Return the listing below in full, with every line exactly as it is.
## Start
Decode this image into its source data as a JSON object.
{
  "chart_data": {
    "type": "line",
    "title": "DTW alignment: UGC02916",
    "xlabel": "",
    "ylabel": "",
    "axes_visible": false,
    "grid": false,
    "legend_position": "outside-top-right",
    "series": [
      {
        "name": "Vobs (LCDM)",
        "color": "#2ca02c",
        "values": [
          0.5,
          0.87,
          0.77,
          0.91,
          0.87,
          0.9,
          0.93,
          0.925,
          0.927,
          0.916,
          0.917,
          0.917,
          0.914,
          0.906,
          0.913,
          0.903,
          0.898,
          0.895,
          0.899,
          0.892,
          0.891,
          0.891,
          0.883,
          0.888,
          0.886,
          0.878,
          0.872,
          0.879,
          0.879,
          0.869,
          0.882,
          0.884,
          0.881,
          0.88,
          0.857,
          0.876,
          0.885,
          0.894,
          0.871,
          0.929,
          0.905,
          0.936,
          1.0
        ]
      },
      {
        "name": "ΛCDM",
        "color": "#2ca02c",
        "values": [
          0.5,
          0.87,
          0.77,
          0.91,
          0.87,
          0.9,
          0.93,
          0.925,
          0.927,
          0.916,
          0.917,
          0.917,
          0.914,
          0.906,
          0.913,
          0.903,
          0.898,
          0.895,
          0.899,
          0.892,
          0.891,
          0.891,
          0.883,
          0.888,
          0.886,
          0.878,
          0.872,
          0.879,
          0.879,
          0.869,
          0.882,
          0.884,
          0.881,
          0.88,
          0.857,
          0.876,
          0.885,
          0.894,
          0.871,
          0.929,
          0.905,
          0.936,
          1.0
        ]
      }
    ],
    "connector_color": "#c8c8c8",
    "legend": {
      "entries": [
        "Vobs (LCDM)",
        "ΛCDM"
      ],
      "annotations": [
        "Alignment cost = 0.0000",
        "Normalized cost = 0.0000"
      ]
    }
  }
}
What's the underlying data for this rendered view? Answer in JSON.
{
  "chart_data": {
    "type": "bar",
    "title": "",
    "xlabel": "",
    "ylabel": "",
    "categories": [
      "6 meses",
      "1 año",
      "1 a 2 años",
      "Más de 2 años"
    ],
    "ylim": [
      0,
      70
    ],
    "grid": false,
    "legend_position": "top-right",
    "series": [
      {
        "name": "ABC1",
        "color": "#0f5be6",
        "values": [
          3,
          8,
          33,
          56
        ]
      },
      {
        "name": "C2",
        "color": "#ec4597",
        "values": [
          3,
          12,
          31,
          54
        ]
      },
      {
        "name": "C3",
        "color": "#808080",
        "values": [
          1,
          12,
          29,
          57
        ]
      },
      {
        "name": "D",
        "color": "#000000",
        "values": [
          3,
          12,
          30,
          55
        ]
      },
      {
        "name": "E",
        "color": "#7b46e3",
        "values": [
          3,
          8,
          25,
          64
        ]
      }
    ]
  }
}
## End
▶ Result of the exercise:
Decode this image into its source data as a JSON object.
{
  "chart_data": {
    "type": "line",
    "title": "DTW alignment: UGC02916",
    "xlabel": "",
    "ylabel": "",
    "axes_visible": false,
    "grid": false,
    "legend_position": "outside-top-right",
    "series": [
      {
        "name": "Vobs (LCDM)",
        "color": "#2ca02c",
        "values": [
          0.5,
          0.87,
          0.77,
          0.91,
          0.87,
          0.9,
          0.93,
          0.925,
          0.927,
          0.916,
          0.917,
          0.917,
          0.914,
          0.906,
          0.913,
          0.903,
          0.898,
          0.895,
          0.899,
          0.892,
          0.891,
          0.891,
          0.883,
          0.888,
          0.886,
          0.878,
          0.872,
          0.879,
          0.879,
          0.869,
          0.882,
          0.884,
          0.881,
          0.88,
          0.857,
          0.876,
          0.885,
          0.894,
          0.871,
          0.929,
          0.905,
          0.936,
          1.0
        ]
      },
      {
        "name": "ΛCDM",
        "color": "#2ca02c",
        "values": [
          0.5,
          0.87,
          0.77,
          0.91,
          0.87,
          0.9,
          0.93,
          0.925,
          0.927,
          0.916,
          0.917,
          0.917,
          0.914,
          0.906,
          0.913,
          0.903,
          0.898,
          0.895,
          0.899,
          0.892,
          0.891,
          0.891,
          0.883,
          0.888,
          0.886,
          0.878,
          0.872,
          0.879,
          0.879,
          0.869,
          0.882,
          0.884,
          0.881,
          0.88,
          0.857,
          0.876,
          0.885,
          0.894,
          0.871,
          0.929,
          0.905,
          0.936,
          1.0
        ]
      }
    ],
    "connector_color": "#c8c8c8",
    "legend": {
      "entries": [
        "Vobs (LCDM)",
        "ΛCDM"
      ],
      "annotations": [
        "Alignment cost = 0.0000",
        "Normalized cost = 0.0000"
      ]
    }
  }
}
What's the underlying data for this rendered view? Answer in JSON.
{
  "chart_data": {
    "type": "bar",
    "title": "",
    "xlabel": "",
    "ylabel": "",
    "categories": [
      "6 meses",
      "1 año",
      "1 a 2 años",
      "Más de 2 años"
    ],
    "ylim": [
      0,
      70
    ],
    "grid": false,
    "legend_position": "top-right",
    "series": [
      {
        "name": "ABC1",
        "color": "#0f5be6",
        "values": [
          3,
          8,
          33,
          56
        ]
      },
      {
        "name": "C2",
        "color": "#ec4597",
        "values": [
          3,
          12,
          31,
          54
        ]
      },
      {
        "name": "C3",
        "color": "#808080",
        "values": [
          1,
          12,
          29,
          57
        ]
      },
      {
        "name": "D",
        "color": "#000000",
        "values": [
          3,
          12,
          30,
          55
        ]
      },
      {
        "name": "E",
        "color": "#7b46e3",
        "values": [
          3,
          8,
          25,
          64
        ]
      }
    ]
  }
}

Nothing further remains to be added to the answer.